((

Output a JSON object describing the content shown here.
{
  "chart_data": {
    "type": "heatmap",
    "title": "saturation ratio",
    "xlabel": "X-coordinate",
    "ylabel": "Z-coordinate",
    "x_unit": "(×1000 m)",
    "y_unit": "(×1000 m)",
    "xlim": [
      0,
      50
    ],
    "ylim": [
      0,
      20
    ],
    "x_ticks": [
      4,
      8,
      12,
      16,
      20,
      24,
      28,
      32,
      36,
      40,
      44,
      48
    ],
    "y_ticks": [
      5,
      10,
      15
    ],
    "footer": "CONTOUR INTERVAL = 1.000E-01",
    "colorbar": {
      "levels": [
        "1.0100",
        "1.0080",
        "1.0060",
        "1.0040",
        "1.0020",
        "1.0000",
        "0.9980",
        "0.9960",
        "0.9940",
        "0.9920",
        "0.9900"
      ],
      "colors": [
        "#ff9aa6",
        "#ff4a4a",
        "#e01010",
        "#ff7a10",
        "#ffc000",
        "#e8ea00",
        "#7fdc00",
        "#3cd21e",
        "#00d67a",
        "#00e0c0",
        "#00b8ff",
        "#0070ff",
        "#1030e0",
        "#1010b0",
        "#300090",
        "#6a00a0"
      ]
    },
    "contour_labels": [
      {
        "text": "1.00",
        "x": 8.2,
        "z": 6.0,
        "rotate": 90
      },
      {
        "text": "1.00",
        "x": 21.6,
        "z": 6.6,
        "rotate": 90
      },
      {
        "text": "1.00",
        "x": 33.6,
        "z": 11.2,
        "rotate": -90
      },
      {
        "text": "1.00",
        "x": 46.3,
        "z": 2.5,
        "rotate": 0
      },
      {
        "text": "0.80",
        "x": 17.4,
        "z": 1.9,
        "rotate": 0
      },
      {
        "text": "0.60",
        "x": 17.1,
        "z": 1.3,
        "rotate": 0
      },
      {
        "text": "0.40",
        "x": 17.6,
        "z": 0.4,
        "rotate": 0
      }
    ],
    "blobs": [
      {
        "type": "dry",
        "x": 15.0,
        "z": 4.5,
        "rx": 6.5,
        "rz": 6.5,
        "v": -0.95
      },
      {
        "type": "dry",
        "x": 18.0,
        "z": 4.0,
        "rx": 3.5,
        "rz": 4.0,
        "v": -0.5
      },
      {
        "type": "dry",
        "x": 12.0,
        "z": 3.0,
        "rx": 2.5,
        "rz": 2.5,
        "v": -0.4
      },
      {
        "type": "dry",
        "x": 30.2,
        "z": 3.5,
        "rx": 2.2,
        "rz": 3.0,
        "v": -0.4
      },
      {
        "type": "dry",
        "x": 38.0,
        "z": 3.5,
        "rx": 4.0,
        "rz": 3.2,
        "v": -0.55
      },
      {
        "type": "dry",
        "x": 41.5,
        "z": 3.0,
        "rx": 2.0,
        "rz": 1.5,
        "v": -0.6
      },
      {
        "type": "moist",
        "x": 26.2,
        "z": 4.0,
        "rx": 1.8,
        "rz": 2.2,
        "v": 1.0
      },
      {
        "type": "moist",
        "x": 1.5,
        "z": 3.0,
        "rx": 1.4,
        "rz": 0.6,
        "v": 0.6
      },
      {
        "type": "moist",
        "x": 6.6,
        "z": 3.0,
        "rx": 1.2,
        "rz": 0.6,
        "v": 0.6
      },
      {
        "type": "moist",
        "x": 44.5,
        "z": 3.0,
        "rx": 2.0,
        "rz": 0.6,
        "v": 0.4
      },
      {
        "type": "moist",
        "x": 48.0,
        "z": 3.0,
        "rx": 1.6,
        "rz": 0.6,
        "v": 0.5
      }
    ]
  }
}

))

**Problem**
Quote every record above exactly.

**Written answer**
Output a JSON object describing the content shown here.
{
  "chart_data": {
    "type": "heatmap",
    "title": "saturation ratio",
    "xlabel": "X-coordinate",
    "ylabel": "Z-coordinate",
    "x_unit": "(×1000 m)",
    "y_unit": "(×1000 m)",
    "xlim": [
      0,
      50
    ],
    "ylim": [
      0,
      20
    ],
    "x_ticks": [
      4,
      8,
      12,
      16,
      20,
      24,
      28,
      32,
      36,
      40,
      44,
      48
    ],
    "y_ticks": [
      5,
      10,
      15
    ],
    "footer": "CONTOUR INTERVAL = 1.000E-01",
    "colorbar": {
      "levels": [
        "1.0100",
        "1.0080",
        "1.0060",
        "1.0040",
        "1.0020",
        "1.0000",
        "0.9980",
        "0.9960",
        "0.9940",
        "0.9920",
        "0.9900"
      ],
      "colors": [
        "#ff9aa6",
        "#ff4a4a",
        "#e01010",
        "#ff7a10",
        "#ffc000",
        "#e8ea00",
        "#7fdc00",
        "#3cd21e",
        "#00d67a",
        "#00e0c0",
        "#00b8ff",
        "#0070ff",
        "#1030e0",
        "#1010b0",
        "#300090",
        "#6a00a0"
      ]
    },
    "contour_labels": [
      {
        "text": "1.00",
        "x": 8.2,
        "z": 6.0,
        "rotate": 90
      },
      {
        "text": "1.00",
        "x": 21.6,
        "z": 6.6,
        "rotate": 90
      },
      {
        "text": "1.00",
        "x": 33.6,
        "z": 11.2,
        "rotate": -90
      },
      {
        "text": "1.00",
        "x": 46.3,
        "z": 2.5,
        "rotate": 0
      },
      {
        "text": "0.80",
        "x": 17.4,
        "z": 1.9,
        "rotate": 0
      },
      {
        "text": "0.60",
        "x": 17.1,
        "z": 1.3,
        "rotate": 0
      },
      {
        "text": "0.40",
        "x": 17.6,
        "z": 0.4,
        "rotate": 0
      }
    ],
    "blobs": [
      {
        "type": "dry",
        "x": 15.0,
        "z": 4.5,
        "rx": 6.5,
        "rz": 6.5,
        "v": -0.95
      },
      {
        "type": "dry",
        "x": 18.0,
        "z": 4.0,
        "rx": 3.5,
        "rz": 4.0,
        "v": -0.5
      },
      {
        "type": "dry",
        "x": 12.0,
        "z": 3.0,
        "rx": 2.5,
        "rz": 2.5,
        "v": -0.4
      },
      {
        "type": "dry",
        "x": 30.2,
        "z": 3.5,
        "rx": 2.2,
        "rz": 3.0,
        "v": -0.4
      },
      {
        "type": "dry",
        "x": 38.0,
        "z": 3.5,
        "rx": 4.0,
        "rz": 3.2,
        "v": -0.55
      },
      {
        "type": "dry",
        "x": 41.5,
        "z": 3.0,
        "rx": 2.0,
        "rz": 1.5,
        "v": -0.6
      },
      {
        "type": "moist",
        "x": 26.2,
        "z": 4.0,
        "rx": 1.8,
        "rz": 2.2,
        "v": 1.0
      },
      {
        "type": "moist",
        "x": 1.5,
        "z": 3.0,
        "rx": 1.4,
        "rz": 0.6,
        "v": 0.6
      },
      {
        "type": "moist",
        "x": 6.6,
        "z": 3.0,
        "rx": 1.2,
        "rz": 0.6,
        "v": 0.6
      },
      {
        "type": "moist",
        "x": 44.5,
        "z": 3.0,
        "rx": 2.0,
        "rz": 0.6,
        "v": 0.4
      },
      {
        "type": "moist",
        "x": 48.0,
        "z": 3.0,
        "rx": 1.6,
        "rz": 0.6,
        "v": 0.5
      }
    ]
  }
}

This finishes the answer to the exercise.